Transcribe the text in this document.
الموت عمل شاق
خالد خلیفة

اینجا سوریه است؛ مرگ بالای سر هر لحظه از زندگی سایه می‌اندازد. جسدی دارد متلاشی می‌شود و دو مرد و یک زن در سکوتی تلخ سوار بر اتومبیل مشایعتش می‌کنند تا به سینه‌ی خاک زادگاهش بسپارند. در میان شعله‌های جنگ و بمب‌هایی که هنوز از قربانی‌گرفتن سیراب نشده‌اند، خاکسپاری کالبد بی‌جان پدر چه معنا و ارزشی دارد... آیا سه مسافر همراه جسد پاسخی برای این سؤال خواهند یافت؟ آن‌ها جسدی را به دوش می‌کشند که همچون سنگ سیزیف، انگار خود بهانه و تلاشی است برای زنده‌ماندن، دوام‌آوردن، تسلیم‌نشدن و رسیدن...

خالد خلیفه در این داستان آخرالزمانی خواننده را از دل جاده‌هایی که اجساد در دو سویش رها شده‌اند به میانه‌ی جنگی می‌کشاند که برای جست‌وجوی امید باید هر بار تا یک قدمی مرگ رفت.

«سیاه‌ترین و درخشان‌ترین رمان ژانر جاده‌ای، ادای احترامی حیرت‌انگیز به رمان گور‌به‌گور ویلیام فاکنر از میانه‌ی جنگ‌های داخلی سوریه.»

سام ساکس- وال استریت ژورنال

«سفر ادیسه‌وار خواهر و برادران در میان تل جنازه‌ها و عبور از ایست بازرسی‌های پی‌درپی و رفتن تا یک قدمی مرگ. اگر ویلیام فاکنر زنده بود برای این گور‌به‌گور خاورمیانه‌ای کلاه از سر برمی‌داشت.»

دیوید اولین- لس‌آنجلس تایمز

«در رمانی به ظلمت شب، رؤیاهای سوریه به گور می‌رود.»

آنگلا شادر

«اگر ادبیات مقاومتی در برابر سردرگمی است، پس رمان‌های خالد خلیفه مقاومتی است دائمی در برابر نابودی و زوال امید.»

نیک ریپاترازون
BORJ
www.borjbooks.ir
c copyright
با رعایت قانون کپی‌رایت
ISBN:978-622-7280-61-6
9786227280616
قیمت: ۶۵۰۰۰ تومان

+ + + + +

- [What you should do]:
Report back each line of the entries that holds the string "جاده".

- [Response]:
خالد خلیفه در این داستان آخرالزمانی خواننده را از دل جاده‌هایی که اجساد در دو سویش رها شده‌اند به میانه‌ی جنگی می‌کشاند که برای جست‌وجوی امید باید هر بار تا یک قدمی مرگ رفت.
«سیاه‌ترین و درخشان‌ترین رمان ژانر جاده‌ای، ادای احترامی حیرت‌انگیز به رمان گور‌به‌گور ویلیام فاکنر از میانه‌ی جنگ‌های داخلی سوریه.»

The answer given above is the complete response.